EXCERPTED TEXT
====
Mortal... I did not intend a stylistic comparison with Eliot. Rather I meant to point out that the Russian critics rank Pasternak's book as being as central or seminal to modern Russian poetry as is Eliot's Wasteland or Steven's Harmonium. Personally, I prefer Rilke myself... but then I have a lot more Rilke to compare with... and I have Rilke in some very good translations... and if I am truly motivated I can even fudge my way through the original with a good dictionary. But there is something of the same stark or even crystalline language that I so admire in Rilke to be found in Pasternak.
I can see my candidate is leading the race. Give it another push Boris!
====
DIRECTIONS
• A. In the Pasternak post, whose poetry does the writer say they personally prefer?
• B. Name each poet mentioned in the first paragraph of the Pasternak post, using the form of the name that the post gives.
• C. Repeat the Pasternak post from "Mortal... I did" up to and including "found in Pasternak.".
The material that comes next is separate and unrelated to the Pasternak post.

DATASET CONTENT
====
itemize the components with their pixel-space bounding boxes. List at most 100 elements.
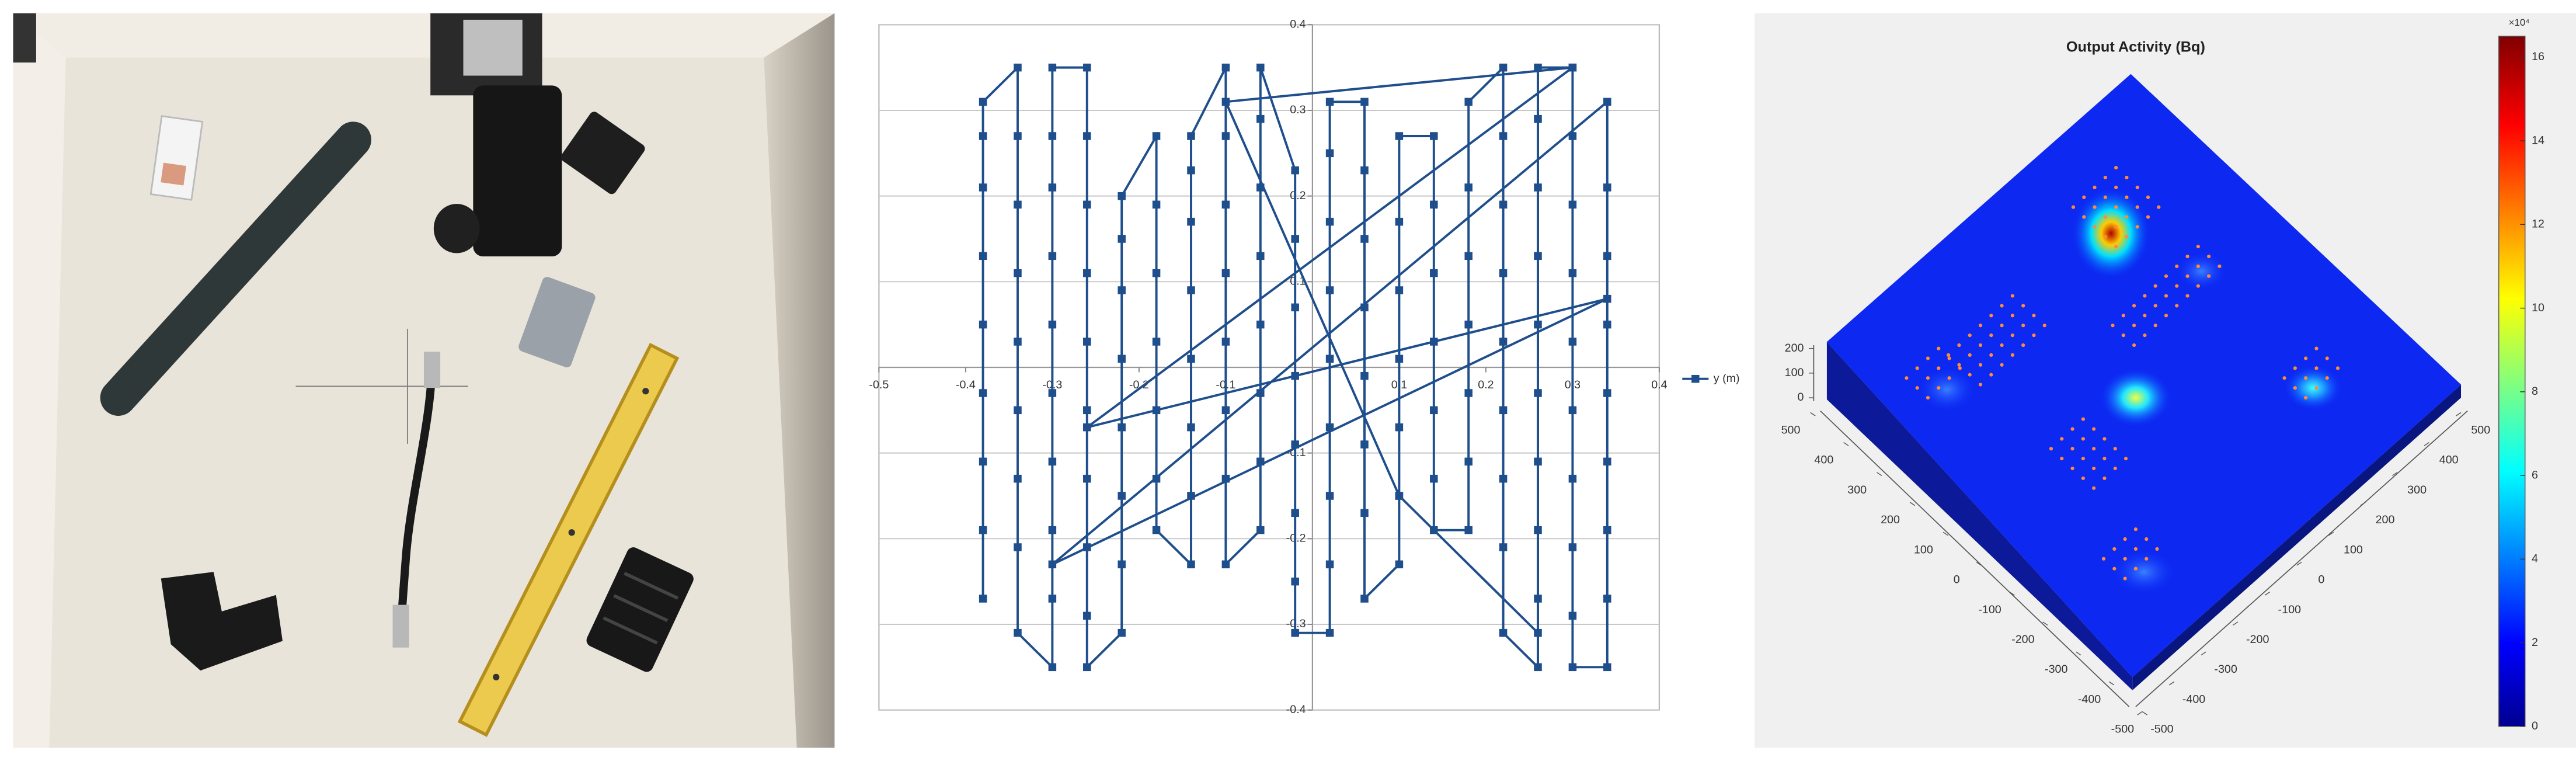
====
EXERCISE ANSWERS
• A. Rilke

• B. Eliot, Pasternak, Steven's, Rilke

• C.
Mortal... I did not intend a stylistic comparison with Eliot. Rather I meant to point out that the Russian critics rank Pasternak's book as being as central or seminal to modern Russian poetry as is Eliot's Wasteland or Steven's Harmonium. Personally, I prefer Rilke myself... but then I have a lot more Rilke to compare with... and I have Rilke in some very good translations... and if I am truly motivated I can even fudge my way through the original with a good dictionary. But there is something of the same stark or even crystalline language that I so admire in Rilke to be found in Pasternak.